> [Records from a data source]
-- BEGIN --

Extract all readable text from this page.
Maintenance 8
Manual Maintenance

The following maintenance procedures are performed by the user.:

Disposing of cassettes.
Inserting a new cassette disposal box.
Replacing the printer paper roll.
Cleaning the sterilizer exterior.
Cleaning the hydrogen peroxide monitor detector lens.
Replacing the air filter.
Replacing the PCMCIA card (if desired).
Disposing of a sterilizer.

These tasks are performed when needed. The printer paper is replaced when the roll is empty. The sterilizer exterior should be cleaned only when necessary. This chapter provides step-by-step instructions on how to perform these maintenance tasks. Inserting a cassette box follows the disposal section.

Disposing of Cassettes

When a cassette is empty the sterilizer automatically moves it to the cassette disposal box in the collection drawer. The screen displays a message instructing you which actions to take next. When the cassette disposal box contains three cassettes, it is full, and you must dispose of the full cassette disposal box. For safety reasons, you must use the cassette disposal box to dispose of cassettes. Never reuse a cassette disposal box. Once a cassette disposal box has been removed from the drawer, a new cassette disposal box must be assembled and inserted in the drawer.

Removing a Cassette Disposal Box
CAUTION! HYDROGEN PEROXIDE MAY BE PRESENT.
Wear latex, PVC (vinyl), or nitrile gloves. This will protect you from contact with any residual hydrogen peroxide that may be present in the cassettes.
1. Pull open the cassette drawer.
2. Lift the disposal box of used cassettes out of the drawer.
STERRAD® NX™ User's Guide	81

-- END --

> [TASK GOAL]
Retype every record above exactly as written.

> [RESULT OF THIS EXERCISE]
Extract all readable text from this page.
Maintenance 8
Manual Maintenance

The following maintenance procedures are performed by the user.:

Disposing of cassettes.
Inserting a new cassette disposal box.
Replacing the printer paper roll.
Cleaning the sterilizer exterior.
Cleaning the hydrogen peroxide monitor detector lens.
Replacing the air filter.
Replacing the PCMCIA card (if desired).
Disposing of a sterilizer.

These tasks are performed when needed. The printer paper is replaced when the roll is empty. The sterilizer exterior should be cleaned only when necessary. This chapter provides step-by-step instructions on how to perform these maintenance tasks. Inserting a cassette box follows the disposal section.

Disposing of Cassettes

When a cassette is empty the sterilizer automatically moves it to the cassette disposal box in the collection drawer. The screen displays a message instructing you which actions to take next. When the cassette disposal box contains three cassettes, it is full, and you must dispose of the full cassette disposal box. For safety reasons, you must use the cassette disposal box to dispose of cassettes. Never reuse a cassette disposal box. Once a cassette disposal box has been removed from the drawer, a new cassette disposal box must be assembled and inserted in the drawer.

Removing a Cassette Disposal Box
CAUTION! HYDROGEN PEROXIDE MAY BE PRESENT.
Wear latex, PVC (vinyl), or nitrile gloves. This will protect you from contact with any residual hydrogen peroxide that may be present in the cassettes.
1. Pull open the cassette drawer.
2. Lift the disposal box of used cassettes out of the drawer.
STERRAD® NX™ User's Guide	81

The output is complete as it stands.